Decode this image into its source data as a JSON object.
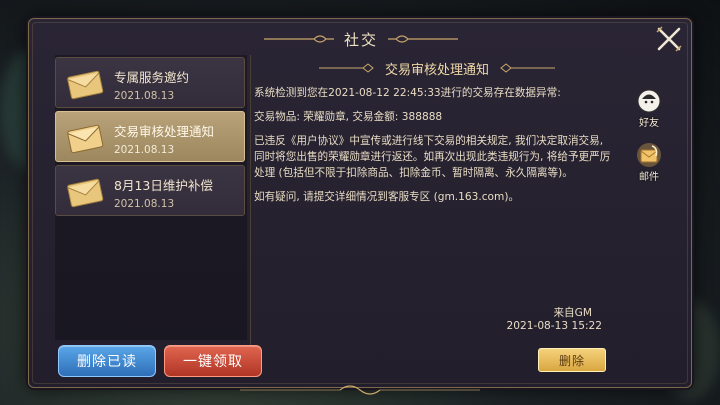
{
  "window": {
    "title": "社交"
  },
  "mails": [
    {
      "title": "专属服务邀约",
      "date": "2021.08.13",
      "selected": false
    },
    {
      "title": "交易审核处理通知",
      "date": "2021.08.13",
      "selected": true
    },
    {
      "title": "8月13日维护补偿",
      "date": "2021.08.13",
      "selected": false
    }
  ],
  "detail": {
    "title": "交易审核处理通知",
    "paragraphs": [
      "系统检测到您在2021-08-12  22:45:33进行的交易存在数据异常:",
      "交易物品: 荣耀勋章, 交易金额: 388888",
      "已违反《用户协议》中宣传或进行线下交易的相关规定, 我们决定取消交易, 同时将您出售的荣耀勋章进行返还。如再次出现此类违规行为, 将给予更严厉处理 (包括但不限于扣除商品、扣除金币、暂时隔离、永久隔离等)。",
      "如有疑问, 请提交详细情况到客服专区 (gm.163.com)。"
    ],
    "sender": "来自GM",
    "time": "2021-08-13  15:22"
  },
  "buttons": {
    "delete_read": "删除已读",
    "claim_all": "一键领取",
    "delete": "删除"
  },
  "side_tabs": [
    {
      "label": "好友",
      "icon": "friend-avatar-icon"
    },
    {
      "label": "邮件",
      "icon": "mail-feather-icon"
    }
  ],
  "colors": {
    "accent_gold": "#d9a640",
    "selected_item": "#b9a27a",
    "button_blue": "#2f6fb8",
    "button_red": "#b03526"
  }
}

# Written task
Reproduce the records, all of them, word for word; omit the pictures.

# Task solution
Decode this image into its source data as a JSON object.
{
  "window": {
    "title": "社交"
  },
  "mails": [
    {
      "title": "专属服务邀约",
      "date": "2021.08.13",
      "selected": false
    },
    {
      "title": "交易审核处理通知",
      "date": "2021.08.13",
      "selected": true
    },
    {
      "title": "8月13日维护补偿",
      "date": "2021.08.13",
      "selected": false
    }
  ],
  "detail": {
    "title": "交易审核处理通知",
    "paragraphs": [
      "系统检测到您在2021-08-12  22:45:33进行的交易存在数据异常:",
      "交易物品: 荣耀勋章, 交易金额: 388888",
      "已违反《用户协议》中宣传或进行线下交易的相关规定, 我们决定取消交易, 同时将您出售的荣耀勋章进行返还。如再次出现此类违规行为, 将给予更严厉处理 (包括但不限于扣除商品、扣除金币、暂时隔离、永久隔离等)。",
      "如有疑问, 请提交详细情况到客服专区 (gm.163.com)。"
    ],
    "sender": "来自GM",
    "time": "2021-08-13  15:22"
  },
  "buttons": {
    "delete_read": "删除已读",
    "claim_all": "一键领取",
    "delete": "删除"
  },
  "side_tabs": [
    {
      "label": "好友",
      "icon": "friend-avatar-icon"
    },
    {
      "label": "邮件",
      "icon": "mail-feather-icon"
    }
  ],
  "colors": {
    "accent_gold": "#d9a640",
    "selected_item": "#b9a27a",
    "button_blue": "#2f6fb8",
    "button_red": "#b03526"
  }
}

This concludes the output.